EXERCISE INPUT:

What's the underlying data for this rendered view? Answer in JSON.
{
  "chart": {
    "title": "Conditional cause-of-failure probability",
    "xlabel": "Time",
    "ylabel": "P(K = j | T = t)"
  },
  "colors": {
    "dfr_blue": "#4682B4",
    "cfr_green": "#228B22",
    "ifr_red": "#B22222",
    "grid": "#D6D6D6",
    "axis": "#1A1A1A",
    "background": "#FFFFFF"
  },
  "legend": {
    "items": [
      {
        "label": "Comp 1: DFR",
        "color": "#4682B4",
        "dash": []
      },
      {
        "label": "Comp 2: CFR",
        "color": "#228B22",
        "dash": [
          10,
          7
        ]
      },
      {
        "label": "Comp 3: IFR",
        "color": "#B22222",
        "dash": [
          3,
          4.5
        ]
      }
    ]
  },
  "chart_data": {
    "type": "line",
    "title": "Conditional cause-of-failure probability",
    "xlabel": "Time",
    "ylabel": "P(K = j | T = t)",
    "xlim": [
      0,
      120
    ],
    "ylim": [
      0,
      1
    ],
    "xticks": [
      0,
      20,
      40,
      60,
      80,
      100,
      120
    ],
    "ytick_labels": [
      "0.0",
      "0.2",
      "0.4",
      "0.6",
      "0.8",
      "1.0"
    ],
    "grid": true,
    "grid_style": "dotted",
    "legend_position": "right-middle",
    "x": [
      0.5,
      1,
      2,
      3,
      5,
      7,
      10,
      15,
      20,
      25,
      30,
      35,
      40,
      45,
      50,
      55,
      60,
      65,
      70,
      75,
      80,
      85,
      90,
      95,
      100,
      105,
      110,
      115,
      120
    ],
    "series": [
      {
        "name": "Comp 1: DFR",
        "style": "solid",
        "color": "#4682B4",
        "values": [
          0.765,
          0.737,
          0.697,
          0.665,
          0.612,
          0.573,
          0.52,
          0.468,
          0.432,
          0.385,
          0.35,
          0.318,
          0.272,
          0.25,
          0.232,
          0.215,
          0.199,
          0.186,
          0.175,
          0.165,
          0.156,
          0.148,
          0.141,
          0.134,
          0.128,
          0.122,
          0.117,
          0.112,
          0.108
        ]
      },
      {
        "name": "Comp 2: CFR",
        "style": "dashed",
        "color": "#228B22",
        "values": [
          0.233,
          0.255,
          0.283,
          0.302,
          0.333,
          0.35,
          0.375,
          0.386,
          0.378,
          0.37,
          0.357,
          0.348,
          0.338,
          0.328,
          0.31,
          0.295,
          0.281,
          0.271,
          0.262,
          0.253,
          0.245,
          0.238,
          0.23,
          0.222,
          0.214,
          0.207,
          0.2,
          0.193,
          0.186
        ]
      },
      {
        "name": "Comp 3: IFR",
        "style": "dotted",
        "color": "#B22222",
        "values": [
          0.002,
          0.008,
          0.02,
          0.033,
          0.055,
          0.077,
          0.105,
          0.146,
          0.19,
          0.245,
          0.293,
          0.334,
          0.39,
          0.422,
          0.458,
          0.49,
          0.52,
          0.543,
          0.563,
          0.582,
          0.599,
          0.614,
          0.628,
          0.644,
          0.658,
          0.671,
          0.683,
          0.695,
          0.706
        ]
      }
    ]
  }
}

TASK OBJECTIVE:
Write out the whole listing again. Match it word for word.

CORRECT OUTPUT:
What's the underlying data for this rendered view? Answer in JSON.
{
  "chart": {
    "title": "Conditional cause-of-failure probability",
    "xlabel": "Time",
    "ylabel": "P(K = j | T = t)"
  },
  "colors": {
    "dfr_blue": "#4682B4",
    "cfr_green": "#228B22",
    "ifr_red": "#B22222",
    "grid": "#D6D6D6",
    "axis": "#1A1A1A",
    "background": "#FFFFFF"
  },
  "legend": {
    "items": [
      {
        "label": "Comp 1: DFR",
        "color": "#4682B4",
        "dash": []
      },
      {
        "label": "Comp 2: CFR",
        "color": "#228B22",
        "dash": [
          10,
          7
        ]
      },
      {
        "label": "Comp 3: IFR",
        "color": "#B22222",
        "dash": [
          3,
          4.5
        ]
      }
    ]
  },
  "chart_data": {
    "type": "line",
    "title": "Conditional cause-of-failure probability",
    "xlabel": "Time",
    "ylabel": "P(K = j | T = t)",
    "xlim": [
      0,
      120
    ],
    "ylim": [
      0,
      1
    ],
    "xticks": [
      0,
      20,
      40,
      60,
      80,
      100,
      120
    ],
    "ytick_labels": [
      "0.0",
      "0.2",
      "0.4",
      "0.6",
      "0.8",
      "1.0"
    ],
    "grid": true,
    "grid_style": "dotted",
    "legend_position": "right-middle",
    "x": [
      0.5,
      1,
      2,
      3,
      5,
      7,
      10,
      15,
      20,
      25,
      30,
      35,
      40,
      45,
      50,
      55,
      60,
      65,
      70,
      75,
      80,
      85,
      90,
      95,
      100,
      105,
      110,
      115,
      120
    ],
    "series": [
      {
        "name": "Comp 1: DFR",
        "style": "solid",
        "color": "#4682B4",
        "values": [
          0.765,
          0.737,
          0.697,
          0.665,
          0.612,
          0.573,
          0.52,
          0.468,
          0.432,
          0.385,
          0.35,
          0.318,
          0.272,
          0.25,
          0.232,
          0.215,
          0.199,
          0.186,
          0.175,
          0.165,
          0.156,
          0.148,
          0.141,
          0.134,
          0.128,
          0.122,
          0.117,
          0.112,
          0.108
        ]
      },
      {
        "name": "Comp 2: CFR",
        "style": "dashed",
        "color": "#228B22",
        "values": [
          0.233,
          0.255,
          0.283,
          0.302,
          0.333,
          0.35,
          0.375,
          0.386,
          0.378,
          0.37,
          0.357,
          0.348,
          0.338,
          0.328,
          0.31,
          0.295,
          0.281,
          0.271,
          0.262,
          0.253,
          0.245,
          0.238,
          0.23,
          0.222,
          0.214,
          0.207,
          0.2,
          0.193,
          0.186
        ]
      },
      {
        "name": "Comp 3: IFR",
        "style": "dotted",
        "color": "#B22222",
        "values": [
          0.002,
          0.008,
          0.02,
          0.033,
          0.055,
          0.077,
          0.105,
          0.146,
          0.19,
          0.245,
          0.293,
          0.334,
          0.39,
          0.422,
          0.458,
          0.49,
          0.52,
          0.543,
          0.563,
          0.582,
          0.599,
          0.614,
          0.628,
          0.644,
          0.658,
          0.671,
          0.683,
          0.695,
          0.706
        ]
      }
    ]
  }
}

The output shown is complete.